- **GIVEN REQUEST**: In the entries below, identify every line with the string "Printer" and copy it.

[Data tied to figure images]
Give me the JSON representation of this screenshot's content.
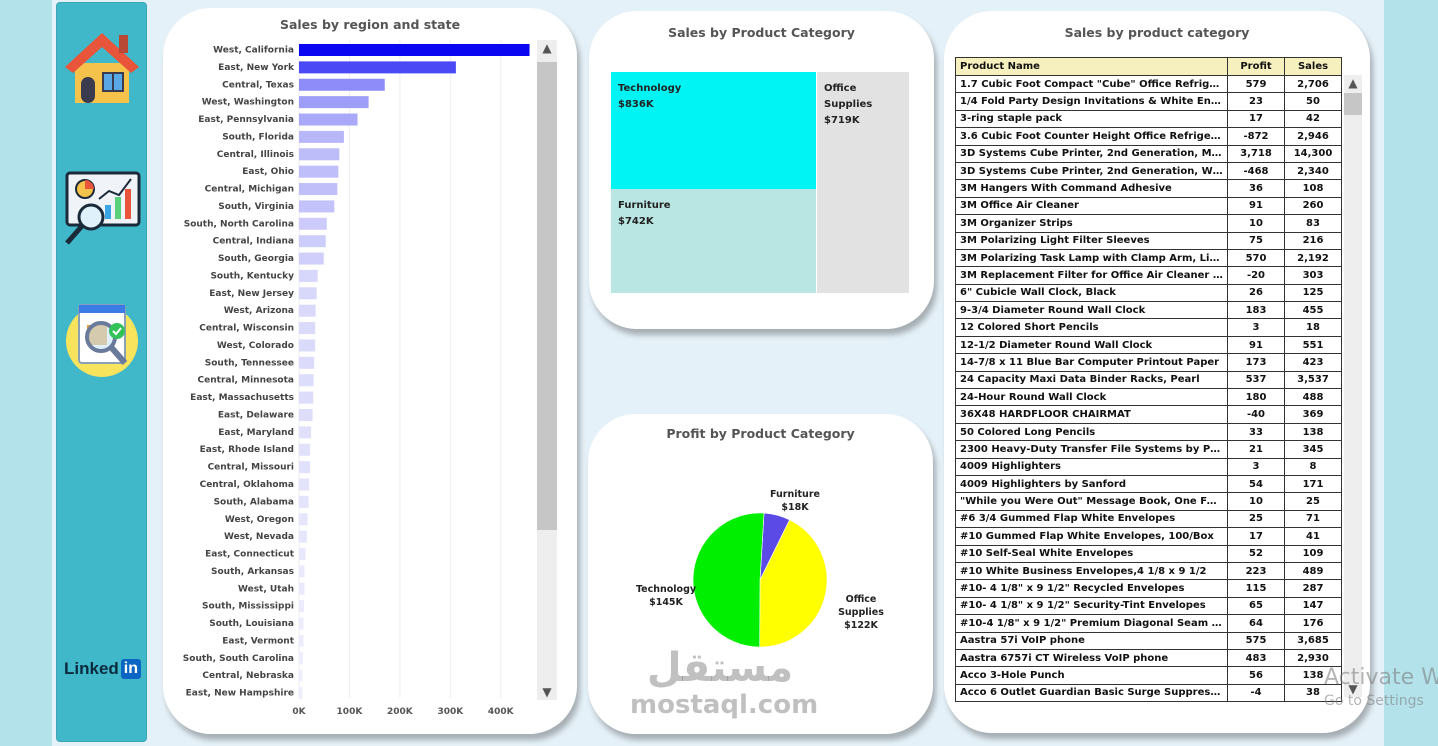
{
  "sidebar": {
    "items": [
      {
        "icon": "home-icon"
      },
      {
        "icon": "analytics-monitor-icon"
      },
      {
        "icon": "product-search-icon"
      }
    ],
    "linkedin": {
      "text": "Linked",
      "badge": "in"
    }
  },
  "region_chart": {
    "title": "Sales by region and state",
    "chart_data": {
      "type": "bar",
      "orientation": "horizontal",
      "title": "Sales by region and state",
      "categories": [
        "West, California",
        "East, New York",
        "Central, Texas",
        "West, Washington",
        "East, Pennsylvania",
        "South, Florida",
        "Central, Illinois",
        "East, Ohio",
        "Central, Michigan",
        "South, Virginia",
        "South, North Carolina",
        "Central, Indiana",
        "South, Georgia",
        "South, Kentucky",
        "East, New Jersey",
        "West, Arizona",
        "Central, Wisconsin",
        "West, Colorado",
        "South, Tennessee",
        "Central, Minnesota",
        "East, Massachusetts",
        "East, Delaware",
        "East, Maryland",
        "East, Rhode Island",
        "Central, Missouri",
        "Central, Oklahoma",
        "South, Alabama",
        "West, Oregon",
        "West, Nevada",
        "East, Connecticut",
        "South, Arkansas",
        "West, Utah",
        "South, Mississippi",
        "South, Louisiana",
        "East, Vermont",
        "South, South Carolina",
        "Central, Nebraska",
        "East, New Hampshire"
      ],
      "values": [
        457000,
        311000,
        170000,
        138000,
        116000,
        89000,
        80000,
        78000,
        76000,
        70000,
        55000,
        53000,
        49000,
        37000,
        35000,
        33000,
        32000,
        32000,
        30000,
        29000,
        28000,
        27000,
        24000,
        22000,
        22000,
        20000,
        19000,
        17000,
        16000,
        13000,
        11000,
        11000,
        10000,
        9000,
        9000,
        8000,
        7000,
        7000
      ],
      "xlim": [
        0,
        450000
      ],
      "xticks": [
        "0K",
        "100K",
        "200K",
        "300K",
        "400K"
      ],
      "xtick_values": [
        0,
        100000,
        200000,
        300000,
        400000
      ],
      "colors": {
        "max": "#0a06f2",
        "min": "#eeeefc"
      }
    }
  },
  "treemap": {
    "title": "Sales by Product Category",
    "chart_data": {
      "type": "treemap",
      "title": "Sales by Product Category",
      "categories": [
        "Technology",
        "Furniture",
        "Office Supplies"
      ],
      "values": [
        836000,
        742000,
        719000
      ],
      "labels": [
        "$836K",
        "$742K",
        "$719K"
      ],
      "colors": {
        "Technology": "#00f4f4",
        "Furniture": "#b9e5e2",
        "Office Supplies": "#e2e2e2"
      }
    }
  },
  "pie": {
    "title": "Profit by Product Category",
    "chart_data": {
      "type": "pie",
      "title": "Profit by Product Category",
      "categories": [
        "Furniture",
        "Office Supplies",
        "Technology"
      ],
      "values": [
        18000,
        122000,
        145000
      ],
      "labels": [
        "$18K",
        "$122K",
        "$145K"
      ],
      "colors": {
        "Furniture": "#5b4ae6",
        "Office Supplies": "#ffff00",
        "Technology": "#00ee00"
      }
    }
  },
  "product_table": {
    "title": "Sales by product category",
    "headers": [
      "Product Name",
      "Profit",
      "Sales"
    ],
    "rows": [
      [
        "1.7 Cubic Foot Compact \"Cube\" Office Refrigerators",
        "579",
        "2,706"
      ],
      [
        "1/4 Fold Party Design Invitations & White Envelopes, ..",
        "23",
        "50"
      ],
      [
        "3-ring staple pack",
        "17",
        "42"
      ],
      [
        "3.6 Cubic Foot Counter Height Office Refrigerator",
        "-872",
        "2,946"
      ],
      [
        "3D Systems Cube Printer, 2nd Generation, Magenta",
        "3,718",
        "14,300"
      ],
      [
        "3D Systems Cube Printer, 2nd Generation, White",
        "-468",
        "2,340"
      ],
      [
        "3M Hangers With Command Adhesive",
        "36",
        "108"
      ],
      [
        "3M Office Air Cleaner",
        "91",
        "260"
      ],
      [
        "3M Organizer Strips",
        "10",
        "83"
      ],
      [
        "3M Polarizing Light Filter Sleeves",
        "75",
        "216"
      ],
      [
        "3M Polarizing Task Lamp with Clamp Arm, Light Gray",
        "570",
        "2,192"
      ],
      [
        "3M Replacement Filter for Office Air Cleaner for 20' x..",
        "-20",
        "303"
      ],
      [
        "6\" Cubicle Wall Clock, Black",
        "26",
        "125"
      ],
      [
        "9-3/4 Diameter Round Wall Clock",
        "183",
        "455"
      ],
      [
        "12 Colored Short Pencils",
        "3",
        "18"
      ],
      [
        "12-1/2 Diameter Round Wall Clock",
        "91",
        "551"
      ],
      [
        "14-7/8 x 11 Blue Bar Computer Printout Paper",
        "173",
        "423"
      ],
      [
        "24 Capacity Maxi Data Binder Racks, Pearl",
        "537",
        "3,537"
      ],
      [
        "24-Hour Round Wall Clock",
        "180",
        "488"
      ],
      [
        "36X48 HARDFLOOR CHAIRMAT",
        "-40",
        "369"
      ],
      [
        "50 Colored Long Pencils",
        "33",
        "138"
      ],
      [
        "2300 Heavy-Duty Transfer File Systems by Perma",
        "21",
        "345"
      ],
      [
        "4009 Highlighters",
        "3",
        "8"
      ],
      [
        "4009 Highlighters by Sanford",
        "54",
        "171"
      ],
      [
        "\"While you Were Out\" Message Book, One Form per ..",
        "10",
        "25"
      ],
      [
        "#6 3/4 Gummed Flap White Envelopes",
        "25",
        "71"
      ],
      [
        "#10 Gummed Flap White Envelopes, 100/Box",
        "17",
        "41"
      ],
      [
        "#10 Self-Seal White Envelopes",
        "52",
        "109"
      ],
      [
        "#10 White Business Envelopes,4 1/8 x 9 1/2",
        "223",
        "489"
      ],
      [
        "#10- 4 1/8\" x 9 1/2\" Recycled Envelopes",
        "115",
        "287"
      ],
      [
        "#10- 4 1/8\" x 9 1/2\" Security-Tint Envelopes",
        "65",
        "147"
      ],
      [
        "#10-4 1/8\" x 9 1/2\" Premium Diagonal Seam Envelop..",
        "64",
        "176"
      ],
      [
        "Aastra 57i VoIP phone",
        "575",
        "3,685"
      ],
      [
        "Aastra 6757i CT Wireless VoIP phone",
        "483",
        "2,930"
      ],
      [
        "Acco 3-Hole Punch",
        "56",
        "138"
      ],
      [
        "Acco 6 Outlet Guardian Basic Surge Suppressor",
        "-4",
        "38"
      ]
    ]
  },
  "watermark": {
    "arabic": "مستقل",
    "latin": "mostaql.com"
  },
  "activation": {
    "line1": "Activate W",
    "line2": "Go to Settings"
  }
}
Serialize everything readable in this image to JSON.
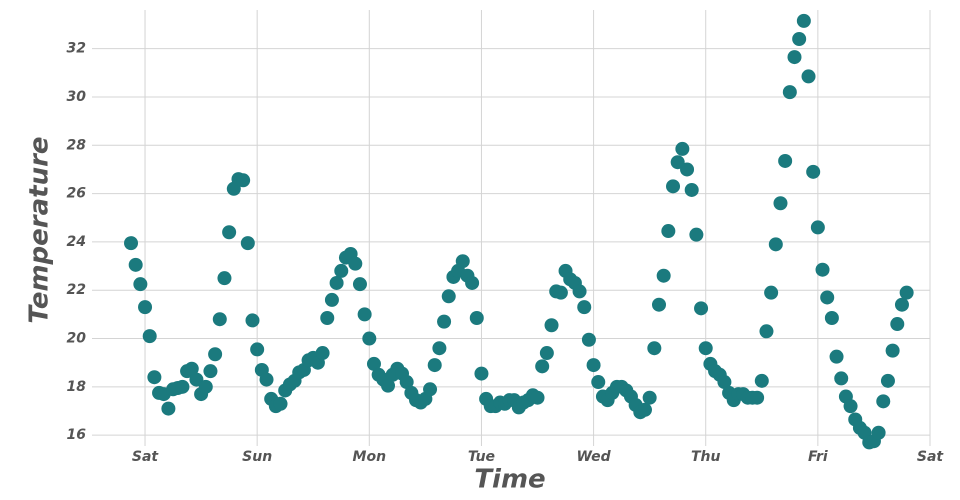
{
  "chart_data": {
    "type": "scatter",
    "x_label": "Time",
    "y_label": "Temperature",
    "color": "#1b7a7e",
    "grid": true,
    "xlim": [
      -11.35,
      168
    ],
    "ylim": [
      15.8,
      33.6
    ],
    "xticks": [
      {
        "value": 0,
        "label": "Sat"
      },
      {
        "value": 24,
        "label": "Sun"
      },
      {
        "value": 48,
        "label": "Mon"
      },
      {
        "value": 72,
        "label": "Tue"
      },
      {
        "value": 96,
        "label": "Wed"
      },
      {
        "value": 120,
        "label": "Thu"
      },
      {
        "value": 144,
        "label": "Fri"
      },
      {
        "value": 168,
        "label": "Sat"
      }
    ],
    "yticks": [
      16,
      18,
      20,
      22,
      24,
      26,
      28,
      30,
      32
    ],
    "x": [
      -3,
      -2,
      -1,
      0,
      1,
      2,
      3,
      4,
      5,
      6,
      7,
      8,
      9,
      10,
      11,
      12,
      13,
      14,
      15,
      16,
      17,
      18,
      19,
      20,
      21,
      22,
      23,
      24,
      25,
      26,
      27,
      28,
      29,
      30,
      31,
      32,
      33,
      34,
      35,
      36,
      37,
      38,
      39,
      40,
      41,
      42,
      43,
      44,
      45,
      46,
      47,
      48,
      49,
      50,
      51,
      52,
      53,
      54,
      55,
      56,
      57,
      58,
      59,
      60,
      61,
      62,
      63,
      64,
      65,
      66,
      67,
      68,
      69,
      70,
      71,
      72,
      73,
      74,
      75,
      76,
      77,
      78,
      79,
      80,
      81,
      82,
      83,
      84,
      85,
      86,
      87,
      88,
      89,
      90,
      91,
      92,
      93,
      94,
      95,
      96,
      97,
      98,
      99,
      100,
      101,
      102,
      103,
      104,
      105,
      106,
      107,
      108,
      109,
      110,
      111,
      112,
      113,
      114,
      115,
      116,
      117,
      118,
      119,
      120,
      121,
      122,
      123,
      124,
      125,
      126,
      127,
      128,
      129,
      130,
      131,
      132,
      133,
      134,
      135,
      136,
      137,
      138,
      139,
      140,
      141,
      142,
      143,
      144,
      145,
      146,
      147,
      148,
      149,
      150,
      151,
      152,
      153,
      154,
      155,
      156,
      157,
      158,
      159,
      160,
      161,
      162,
      163
    ],
    "values": [
      23.95,
      23.05,
      22.25,
      21.3,
      20.1,
      18.4,
      17.75,
      17.7,
      17.1,
      17.9,
      17.95,
      18.0,
      18.65,
      18.75,
      18.3,
      17.7,
      18.0,
      18.65,
      19.35,
      20.8,
      22.5,
      24.4,
      26.2,
      26.6,
      26.55,
      23.95,
      20.75,
      19.55,
      18.7,
      18.3,
      17.5,
      17.2,
      17.3,
      17.85,
      18.1,
      18.25,
      18.6,
      18.7,
      19.1,
      19.2,
      19.0,
      19.4,
      20.85,
      21.6,
      22.3,
      22.8,
      23.35,
      23.5,
      23.1,
      22.25,
      21.0,
      20.0,
      18.95,
      18.5,
      18.3,
      18.05,
      18.5,
      18.75,
      18.55,
      18.2,
      17.75,
      17.45,
      17.35,
      17.5,
      17.9,
      18.9,
      19.6,
      20.7,
      21.75,
      22.55,
      22.8,
      23.2,
      22.6,
      22.3,
      20.85,
      18.55,
      17.5,
      17.2,
      17.2,
      17.35,
      17.3,
      17.45,
      17.45,
      17.15,
      17.35,
      17.45,
      17.65,
      17.55,
      18.85,
      19.4,
      20.55,
      21.95,
      21.9,
      22.8,
      22.45,
      22.3,
      21.95,
      21.3,
      19.95,
      18.9,
      18.2,
      17.6,
      17.45,
      17.75,
      18.0,
      18.0,
      17.85,
      17.6,
      17.25,
      16.95,
      17.05,
      17.55,
      19.6,
      21.4,
      22.6,
      24.45,
      26.3,
      27.3,
      27.85,
      27.0,
      26.15,
      24.3,
      21.25,
      19.6,
      18.95,
      18.65,
      18.5,
      18.2,
      17.75,
      17.45,
      17.7,
      17.7,
      17.55,
      17.55,
      17.55,
      18.25,
      20.3,
      21.9,
      23.9,
      25.6,
      27.35,
      30.2,
      31.65,
      32.4,
      33.15,
      30.85,
      26.9,
      24.6,
      22.85,
      21.7,
      20.85,
      19.25,
      18.35,
      17.6,
      17.2,
      16.65,
      16.3,
      16.1,
      15.7,
      15.75,
      16.1,
      17.4,
      18.25,
      19.5,
      20.6,
      21.4,
      21.9
    ]
  }
}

- **COMPLETED TASK**:
        "3D Systems Cube Printer, 2nd Generation, Magenta",
        "3D Systems Cube Printer, 2nd Generation, White",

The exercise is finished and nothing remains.